Records contained in a dataset
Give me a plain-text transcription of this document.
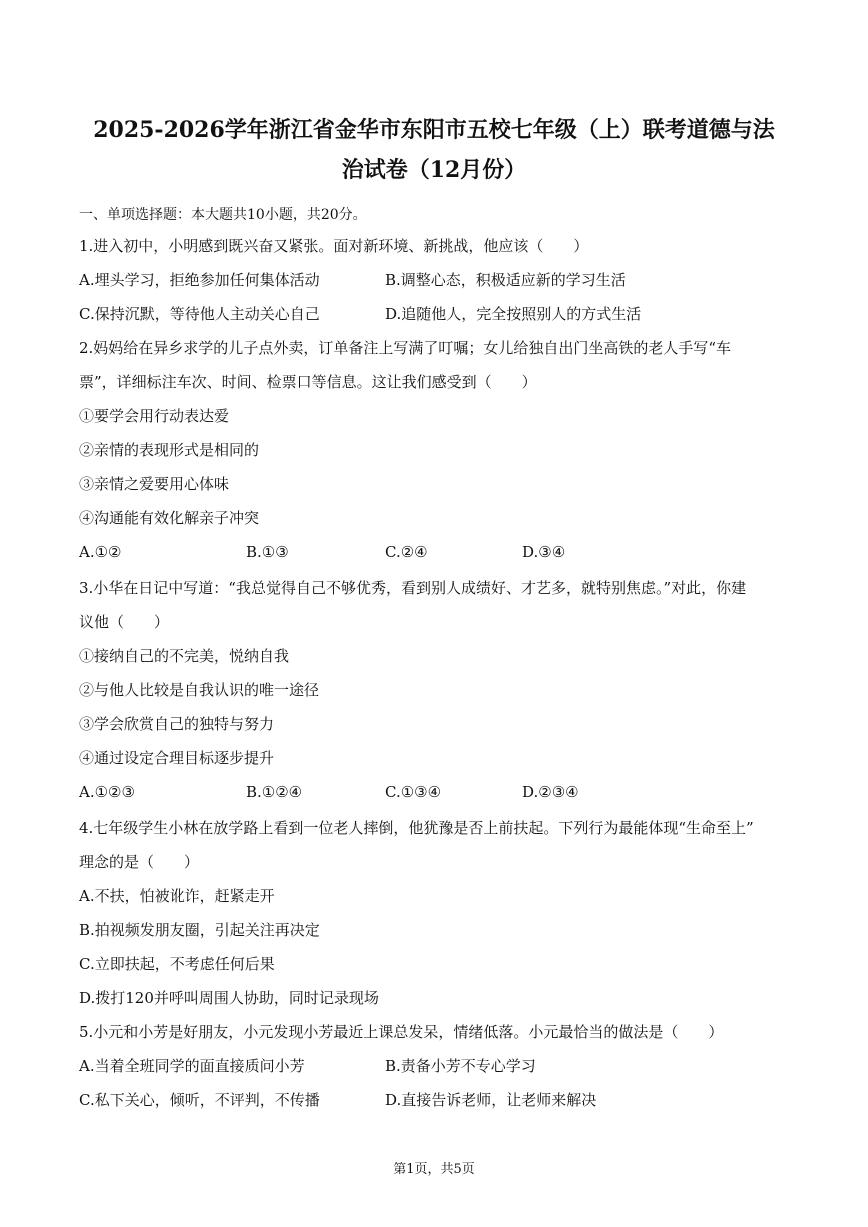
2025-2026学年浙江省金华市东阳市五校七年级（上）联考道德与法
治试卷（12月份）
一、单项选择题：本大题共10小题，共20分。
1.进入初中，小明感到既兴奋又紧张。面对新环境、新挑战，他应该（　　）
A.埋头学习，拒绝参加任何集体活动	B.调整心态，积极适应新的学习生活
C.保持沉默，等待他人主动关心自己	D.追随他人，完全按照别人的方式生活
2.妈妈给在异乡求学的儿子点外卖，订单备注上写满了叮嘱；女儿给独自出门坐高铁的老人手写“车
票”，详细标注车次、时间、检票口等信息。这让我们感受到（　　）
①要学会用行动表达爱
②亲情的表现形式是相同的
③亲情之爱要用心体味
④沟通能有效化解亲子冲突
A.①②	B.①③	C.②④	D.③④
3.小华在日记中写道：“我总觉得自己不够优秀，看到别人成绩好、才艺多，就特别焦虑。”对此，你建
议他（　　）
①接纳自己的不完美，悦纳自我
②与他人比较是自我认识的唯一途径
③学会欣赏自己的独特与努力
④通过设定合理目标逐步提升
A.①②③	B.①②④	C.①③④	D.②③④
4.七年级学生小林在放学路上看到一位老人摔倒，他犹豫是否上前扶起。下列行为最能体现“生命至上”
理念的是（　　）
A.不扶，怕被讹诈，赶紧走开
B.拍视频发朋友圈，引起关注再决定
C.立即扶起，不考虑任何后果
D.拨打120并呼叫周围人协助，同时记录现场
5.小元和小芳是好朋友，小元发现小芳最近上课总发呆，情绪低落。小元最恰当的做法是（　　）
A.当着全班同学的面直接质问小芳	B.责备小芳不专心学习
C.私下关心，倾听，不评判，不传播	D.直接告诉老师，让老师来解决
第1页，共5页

- REQUIREMENT: Go through the listing above and quote it exactly, apart from its images.

- WORKED ANSWER:
Give me a plain-text transcription of this document.
2025-2026学年浙江省金华市东阳市五校七年级（上）联考道德与法
治试卷（12月份）
一、单项选择题：本大题共10小题，共20分。
1.进入初中，小明感到既兴奋又紧张。面对新环境、新挑战，他应该（　　）
A.埋头学习，拒绝参加任何集体活动	B.调整心态，积极适应新的学习生活
C.保持沉默，等待他人主动关心自己	D.追随他人，完全按照别人的方式生活
2.妈妈给在异乡求学的儿子点外卖，订单备注上写满了叮嘱；女儿给独自出门坐高铁的老人手写“车
票”，详细标注车次、时间、检票口等信息。这让我们感受到（　　）
①要学会用行动表达爱
②亲情的表现形式是相同的
③亲情之爱要用心体味
④沟通能有效化解亲子冲突
A.①②	B.①③	C.②④	D.③④
3.小华在日记中写道：“我总觉得自己不够优秀，看到别人成绩好、才艺多，就特别焦虑。”对此，你建
议他（　　）
①接纳自己的不完美，悦纳自我
②与他人比较是自我认识的唯一途径
③学会欣赏自己的独特与努力
④通过设定合理目标逐步提升
A.①②③	B.①②④	C.①③④	D.②③④
4.七年级学生小林在放学路上看到一位老人摔倒，他犹豫是否上前扶起。下列行为最能体现“生命至上”
理念的是（　　）
A.不扶，怕被讹诈，赶紧走开
B.拍视频发朋友圈，引起关注再决定
C.立即扶起，不考虑任何后果
D.拨打120并呼叫周围人协助，同时记录现场
5.小元和小芳是好朋友，小元发现小芳最近上课总发呆，情绪低落。小元最恰当的做法是（　　）
A.当着全班同学的面直接质问小芳	B.责备小芳不专心学习
C.私下关心，倾听，不评判，不传播	D.直接告诉老师，让老师来解决
第1页，共5页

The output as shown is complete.